## Start

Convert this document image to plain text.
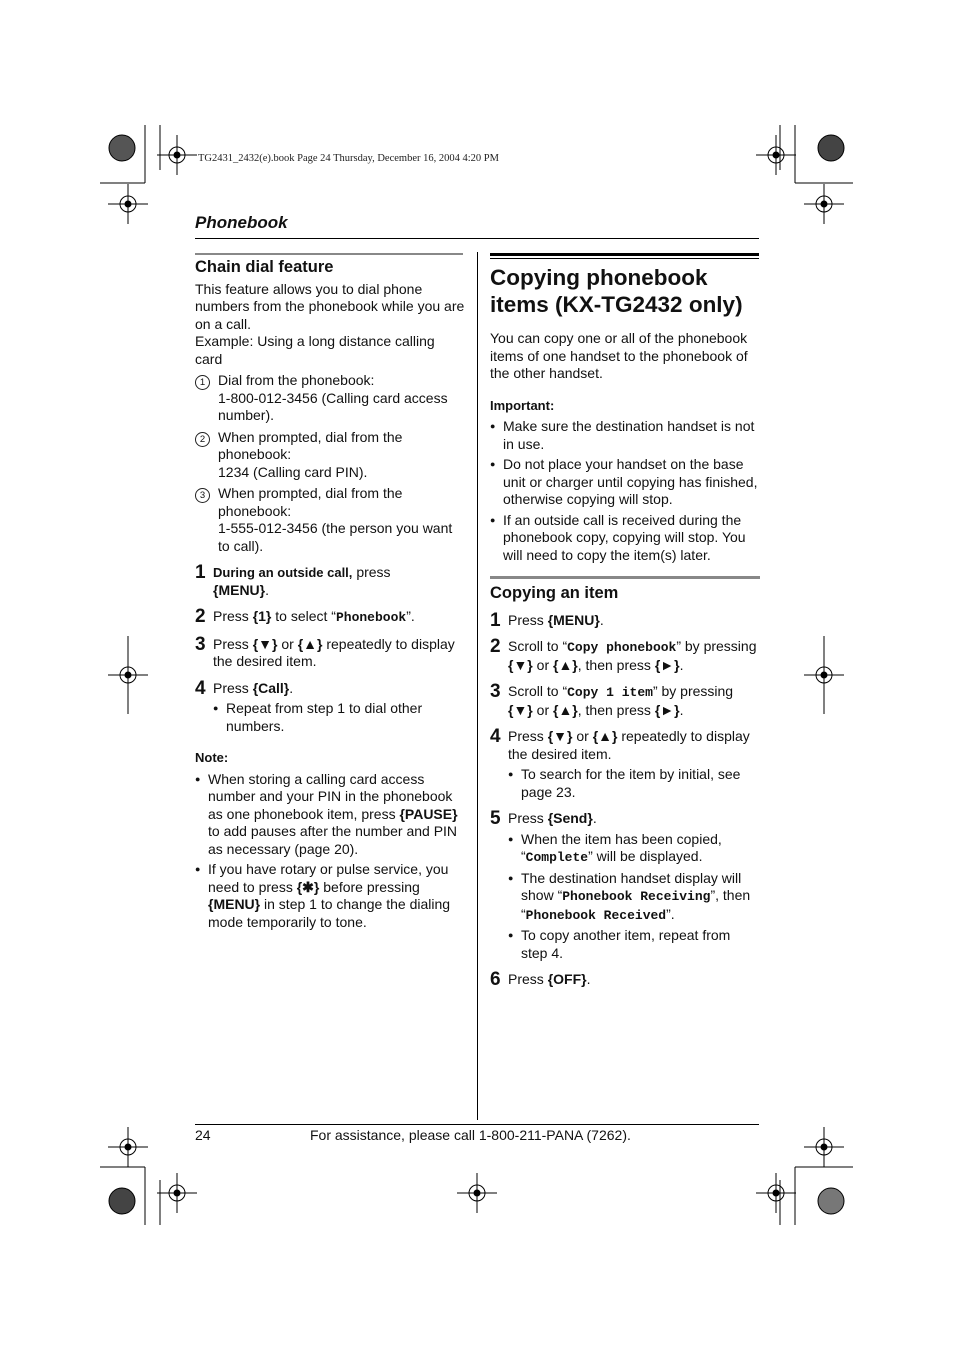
TG2431_2432(e).book Page 24 Thursday, December 16, 2004 4:20 PM
Phonebook
Chain dial feature

This feature allows you to dial phone numbers from the phonebook while you are on a call.

Example: Using a long distance calling card

1 Dial from the phonebook:

1-800-012-3456 (Calling card access number).

2 When prompted, dial from the phonebook:

1234 (Calling card PIN).

3 When prompted, dial from the phonebook:

1-555-012-3456 (the person you want to call).

1 During an outside call, press
{MENU}.
2 Press {1} to select “Phonebook”.
3 Press {▼} or {▲} repeatedly to display the desired item.
4 Press {Call}.
● Repeat from step 1 to dial other numbers.
Note:
● When storing a calling card access number and your PIN in the phonebook as one phonebook item, press {PAUSE} to add pauses after the number and PIN as necessary (page 20).
● If you have rotary or pulse service, you need to press {✱} before pressing {MENU} in step 1 to change the dialing mode temporarily to tone.
Copying phonebook items (KX-TG2432 only)

You can copy one or all of the phonebook items of one handset to the phonebook of the other handset.

Important:
● Make sure the destination handset is not in use.
● Do not place your handset on the base unit or charger until copying has finished, otherwise copying will stop.
● If an outside call is received during the phonebook copy, copying will stop. You will need to copy the item(s) later.
Copying an item
1 Press {MENU}.
2 Scroll to “Copy phonebook” by pressing {▼} or {▲}, then press {►}.
3 Scroll to “Copy 1 item” by pressing {▼} or {▲}, then press {►}.
4 Press {▼} or {▲} repeatedly to display the desired item.
● To search for the item by initial, see page 23.
5 Press {Send}.
● When the item has been copied, “Complete” will be displayed.
● The destination handset display will show “Phonebook Receiving”, then “Phonebook Received”.
● To copy another item, repeat from step 4.
6 Press {OFF}.
24	For assistance, please call 1-800-211-PANA (7262).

## End

Pull every line containing the word "step" out of the entries above.

▸ **Task solution**:
● Repeat from step 1 to dial other numbers.
● If you have rotary or pulse service, you need to press {✱} before pressing {MENU} in step 1 to change the dialing mode temporarily to tone.
● To copy another item, repeat from step 4.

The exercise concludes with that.